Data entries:
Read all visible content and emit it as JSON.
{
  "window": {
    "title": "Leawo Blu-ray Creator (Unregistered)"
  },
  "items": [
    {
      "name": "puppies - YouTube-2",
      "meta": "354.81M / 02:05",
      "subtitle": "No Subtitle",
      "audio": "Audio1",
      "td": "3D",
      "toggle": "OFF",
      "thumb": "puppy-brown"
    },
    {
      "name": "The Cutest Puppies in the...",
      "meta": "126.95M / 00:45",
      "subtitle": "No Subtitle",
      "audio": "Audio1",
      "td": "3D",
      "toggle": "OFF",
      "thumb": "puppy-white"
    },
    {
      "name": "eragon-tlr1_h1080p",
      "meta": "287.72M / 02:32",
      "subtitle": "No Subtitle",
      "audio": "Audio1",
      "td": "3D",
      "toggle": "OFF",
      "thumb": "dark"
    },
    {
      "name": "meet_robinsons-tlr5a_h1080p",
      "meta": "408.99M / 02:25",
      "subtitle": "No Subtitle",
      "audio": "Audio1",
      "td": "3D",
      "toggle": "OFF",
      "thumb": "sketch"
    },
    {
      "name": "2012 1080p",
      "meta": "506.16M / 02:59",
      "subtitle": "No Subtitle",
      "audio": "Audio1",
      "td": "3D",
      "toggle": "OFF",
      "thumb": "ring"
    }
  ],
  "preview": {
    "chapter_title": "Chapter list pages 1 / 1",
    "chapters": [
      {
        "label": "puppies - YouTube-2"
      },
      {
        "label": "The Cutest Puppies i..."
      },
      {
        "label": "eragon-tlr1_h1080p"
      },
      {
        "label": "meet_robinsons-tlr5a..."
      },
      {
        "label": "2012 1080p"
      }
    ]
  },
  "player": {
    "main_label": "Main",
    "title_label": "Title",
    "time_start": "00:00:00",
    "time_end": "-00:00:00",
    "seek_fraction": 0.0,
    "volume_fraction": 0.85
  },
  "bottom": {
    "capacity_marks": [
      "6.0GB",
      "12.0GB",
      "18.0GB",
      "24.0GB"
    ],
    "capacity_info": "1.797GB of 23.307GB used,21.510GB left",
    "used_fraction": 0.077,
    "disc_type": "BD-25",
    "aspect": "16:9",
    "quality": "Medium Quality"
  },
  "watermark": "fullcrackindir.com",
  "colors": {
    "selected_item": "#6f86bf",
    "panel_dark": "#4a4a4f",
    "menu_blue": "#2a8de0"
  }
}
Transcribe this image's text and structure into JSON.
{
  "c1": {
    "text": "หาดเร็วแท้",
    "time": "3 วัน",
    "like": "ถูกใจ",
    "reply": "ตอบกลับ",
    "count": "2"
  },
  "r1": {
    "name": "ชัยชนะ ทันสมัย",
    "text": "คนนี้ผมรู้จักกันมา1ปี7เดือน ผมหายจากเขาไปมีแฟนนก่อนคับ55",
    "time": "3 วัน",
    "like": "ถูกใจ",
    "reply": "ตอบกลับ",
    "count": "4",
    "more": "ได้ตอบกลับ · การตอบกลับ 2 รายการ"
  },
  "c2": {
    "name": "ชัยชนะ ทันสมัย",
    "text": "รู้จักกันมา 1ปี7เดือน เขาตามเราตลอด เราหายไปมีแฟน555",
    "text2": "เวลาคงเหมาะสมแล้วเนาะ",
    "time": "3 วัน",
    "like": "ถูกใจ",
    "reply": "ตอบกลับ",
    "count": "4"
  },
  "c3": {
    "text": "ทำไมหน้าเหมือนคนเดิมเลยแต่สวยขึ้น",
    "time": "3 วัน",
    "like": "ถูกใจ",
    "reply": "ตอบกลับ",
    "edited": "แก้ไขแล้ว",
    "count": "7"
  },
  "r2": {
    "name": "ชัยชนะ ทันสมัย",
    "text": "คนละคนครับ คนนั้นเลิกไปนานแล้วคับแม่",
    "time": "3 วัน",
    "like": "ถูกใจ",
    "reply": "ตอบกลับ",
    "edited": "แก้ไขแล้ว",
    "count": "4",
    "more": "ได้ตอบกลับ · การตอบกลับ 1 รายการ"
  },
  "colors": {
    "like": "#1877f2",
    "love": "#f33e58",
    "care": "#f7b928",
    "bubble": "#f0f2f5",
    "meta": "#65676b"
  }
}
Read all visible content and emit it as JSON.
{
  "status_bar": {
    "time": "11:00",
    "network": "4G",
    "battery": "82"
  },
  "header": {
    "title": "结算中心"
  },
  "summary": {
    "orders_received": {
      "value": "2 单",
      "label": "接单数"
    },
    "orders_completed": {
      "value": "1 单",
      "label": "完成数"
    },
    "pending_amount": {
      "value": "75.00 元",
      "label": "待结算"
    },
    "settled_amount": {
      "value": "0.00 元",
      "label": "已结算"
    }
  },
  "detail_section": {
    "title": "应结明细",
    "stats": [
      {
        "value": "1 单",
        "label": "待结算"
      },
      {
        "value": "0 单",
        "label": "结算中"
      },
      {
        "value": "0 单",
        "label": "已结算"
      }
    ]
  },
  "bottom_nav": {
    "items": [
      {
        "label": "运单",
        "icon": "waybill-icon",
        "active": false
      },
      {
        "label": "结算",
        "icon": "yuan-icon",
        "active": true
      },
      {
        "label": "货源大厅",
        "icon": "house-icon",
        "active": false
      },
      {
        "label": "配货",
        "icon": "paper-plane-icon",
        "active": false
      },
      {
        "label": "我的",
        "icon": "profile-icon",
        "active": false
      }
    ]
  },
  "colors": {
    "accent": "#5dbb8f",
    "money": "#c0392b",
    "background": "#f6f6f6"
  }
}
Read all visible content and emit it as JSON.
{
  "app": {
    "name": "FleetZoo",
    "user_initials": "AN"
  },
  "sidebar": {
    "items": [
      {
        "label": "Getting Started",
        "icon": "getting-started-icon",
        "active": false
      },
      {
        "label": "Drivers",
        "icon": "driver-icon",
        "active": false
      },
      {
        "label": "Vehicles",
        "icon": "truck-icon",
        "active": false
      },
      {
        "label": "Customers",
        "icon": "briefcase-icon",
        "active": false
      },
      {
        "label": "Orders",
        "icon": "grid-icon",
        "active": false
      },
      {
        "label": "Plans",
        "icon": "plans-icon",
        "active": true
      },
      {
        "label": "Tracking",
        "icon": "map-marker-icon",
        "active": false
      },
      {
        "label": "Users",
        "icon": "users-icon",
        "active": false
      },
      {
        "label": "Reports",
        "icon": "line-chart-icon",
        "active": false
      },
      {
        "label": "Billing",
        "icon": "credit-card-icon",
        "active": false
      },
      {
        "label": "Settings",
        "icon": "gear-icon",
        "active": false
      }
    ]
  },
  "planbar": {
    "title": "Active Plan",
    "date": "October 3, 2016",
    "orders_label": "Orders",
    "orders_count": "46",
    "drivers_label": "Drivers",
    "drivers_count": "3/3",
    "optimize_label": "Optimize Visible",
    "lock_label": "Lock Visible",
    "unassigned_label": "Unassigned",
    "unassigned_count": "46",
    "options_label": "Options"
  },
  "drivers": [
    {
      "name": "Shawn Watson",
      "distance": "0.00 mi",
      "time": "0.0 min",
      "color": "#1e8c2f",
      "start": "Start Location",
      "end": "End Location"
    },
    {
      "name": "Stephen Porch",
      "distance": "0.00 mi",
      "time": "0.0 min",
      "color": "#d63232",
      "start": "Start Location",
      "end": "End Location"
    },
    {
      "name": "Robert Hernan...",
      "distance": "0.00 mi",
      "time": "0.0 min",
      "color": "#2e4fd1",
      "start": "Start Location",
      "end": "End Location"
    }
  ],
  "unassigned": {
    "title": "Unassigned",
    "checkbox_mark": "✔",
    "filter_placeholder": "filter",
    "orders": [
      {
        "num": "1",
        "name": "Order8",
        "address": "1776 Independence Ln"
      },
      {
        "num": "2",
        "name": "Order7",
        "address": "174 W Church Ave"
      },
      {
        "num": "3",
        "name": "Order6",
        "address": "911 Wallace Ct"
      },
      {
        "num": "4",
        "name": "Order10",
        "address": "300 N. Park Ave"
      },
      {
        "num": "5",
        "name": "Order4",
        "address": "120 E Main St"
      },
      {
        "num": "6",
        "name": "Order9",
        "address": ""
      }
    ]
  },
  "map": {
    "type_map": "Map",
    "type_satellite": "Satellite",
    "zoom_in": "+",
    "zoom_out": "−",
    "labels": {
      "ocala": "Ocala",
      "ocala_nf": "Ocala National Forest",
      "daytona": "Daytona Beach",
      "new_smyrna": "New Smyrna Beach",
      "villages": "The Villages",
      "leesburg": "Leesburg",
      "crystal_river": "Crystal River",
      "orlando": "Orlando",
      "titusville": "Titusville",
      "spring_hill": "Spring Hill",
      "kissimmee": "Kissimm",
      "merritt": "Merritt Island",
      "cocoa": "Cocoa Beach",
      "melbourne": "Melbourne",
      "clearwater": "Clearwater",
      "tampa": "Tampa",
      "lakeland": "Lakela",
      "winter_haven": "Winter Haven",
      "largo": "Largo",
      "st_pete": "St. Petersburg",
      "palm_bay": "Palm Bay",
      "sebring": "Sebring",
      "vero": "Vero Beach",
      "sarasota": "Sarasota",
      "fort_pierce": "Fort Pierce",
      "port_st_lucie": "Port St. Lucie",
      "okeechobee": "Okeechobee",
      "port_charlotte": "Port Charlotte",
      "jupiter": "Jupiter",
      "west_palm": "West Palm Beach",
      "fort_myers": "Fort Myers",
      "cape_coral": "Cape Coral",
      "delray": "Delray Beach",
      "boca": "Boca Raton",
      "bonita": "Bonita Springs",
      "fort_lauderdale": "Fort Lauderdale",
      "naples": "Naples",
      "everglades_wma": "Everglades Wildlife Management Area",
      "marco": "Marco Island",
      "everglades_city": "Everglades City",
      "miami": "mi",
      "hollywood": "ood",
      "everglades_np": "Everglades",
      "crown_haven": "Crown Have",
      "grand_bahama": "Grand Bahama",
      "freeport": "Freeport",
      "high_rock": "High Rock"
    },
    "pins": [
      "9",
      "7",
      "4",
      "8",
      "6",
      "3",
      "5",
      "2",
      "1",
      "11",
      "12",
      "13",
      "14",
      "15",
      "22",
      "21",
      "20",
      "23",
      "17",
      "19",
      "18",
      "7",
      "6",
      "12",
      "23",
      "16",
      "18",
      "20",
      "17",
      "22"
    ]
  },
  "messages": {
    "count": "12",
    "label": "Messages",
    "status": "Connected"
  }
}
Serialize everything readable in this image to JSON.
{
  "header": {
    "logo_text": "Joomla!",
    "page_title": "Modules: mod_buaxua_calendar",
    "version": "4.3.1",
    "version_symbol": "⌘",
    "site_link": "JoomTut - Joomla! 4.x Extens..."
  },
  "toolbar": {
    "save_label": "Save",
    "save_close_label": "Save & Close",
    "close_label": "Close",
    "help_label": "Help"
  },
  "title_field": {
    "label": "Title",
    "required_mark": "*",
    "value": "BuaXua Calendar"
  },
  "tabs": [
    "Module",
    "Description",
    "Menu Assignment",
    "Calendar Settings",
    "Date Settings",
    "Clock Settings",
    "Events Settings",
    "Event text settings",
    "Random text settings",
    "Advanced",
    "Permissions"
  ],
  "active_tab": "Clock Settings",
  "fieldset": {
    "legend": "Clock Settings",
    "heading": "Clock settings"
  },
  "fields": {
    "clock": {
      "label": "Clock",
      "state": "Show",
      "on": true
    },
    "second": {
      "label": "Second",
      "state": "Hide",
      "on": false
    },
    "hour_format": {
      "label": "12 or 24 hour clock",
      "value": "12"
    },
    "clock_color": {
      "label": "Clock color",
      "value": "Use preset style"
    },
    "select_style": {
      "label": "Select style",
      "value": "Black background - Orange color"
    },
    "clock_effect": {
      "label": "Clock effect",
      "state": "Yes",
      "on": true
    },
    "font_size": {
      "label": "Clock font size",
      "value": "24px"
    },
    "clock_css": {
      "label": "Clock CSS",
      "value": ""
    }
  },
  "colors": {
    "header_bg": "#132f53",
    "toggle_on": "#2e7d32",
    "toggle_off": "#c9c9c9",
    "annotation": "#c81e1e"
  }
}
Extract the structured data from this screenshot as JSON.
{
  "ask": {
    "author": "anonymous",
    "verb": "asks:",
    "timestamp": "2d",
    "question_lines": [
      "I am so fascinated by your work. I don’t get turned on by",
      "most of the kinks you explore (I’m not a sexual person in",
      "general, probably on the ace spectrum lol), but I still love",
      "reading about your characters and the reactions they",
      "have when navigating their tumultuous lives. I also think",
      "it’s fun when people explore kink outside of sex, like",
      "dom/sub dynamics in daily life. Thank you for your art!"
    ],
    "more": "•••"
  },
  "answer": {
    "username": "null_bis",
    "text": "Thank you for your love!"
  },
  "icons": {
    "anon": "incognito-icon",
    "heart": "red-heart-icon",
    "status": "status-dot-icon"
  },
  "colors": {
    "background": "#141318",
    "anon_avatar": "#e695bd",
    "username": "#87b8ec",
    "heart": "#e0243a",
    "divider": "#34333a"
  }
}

EXERCISE DETAILS: Find the line containing "Extract the structured", then output it and every line after it to the end of the data, exactly.

CORRECT OUTPUT:
Extract the structured data from this screenshot as JSON.
{
  "ask": {
    "author": "anonymous",
    "verb": "asks:",
    "timestamp": "2d",
    "question_lines": [
      "I am so fascinated by your work. I don’t get turned on by",
      "most of the kinks you explore (I’m not a sexual person in",
      "general, probably on the ace spectrum lol), but I still love",
      "reading about your characters and the reactions they",
      "have when navigating their tumultuous lives. I also think",
      "it’s fun when people explore kink outside of sex, like",
      "dom/sub dynamics in daily life. Thank you for your art!"
    ],
    "more": "•••"
  },
  "answer": {
    "username": "null_bis",
    "text": "Thank you for your love!"
  },
  "icons": {
    "anon": "incognito-icon",
    "heart": "red-heart-icon",
    "status": "status-dot-icon"
  },
  "colors": {
    "background": "#141318",
    "anon_avatar": "#e695bd",
    "username": "#87b8ec",
    "heart": "#e0243a",
    "divider": "#34333a"
  }
}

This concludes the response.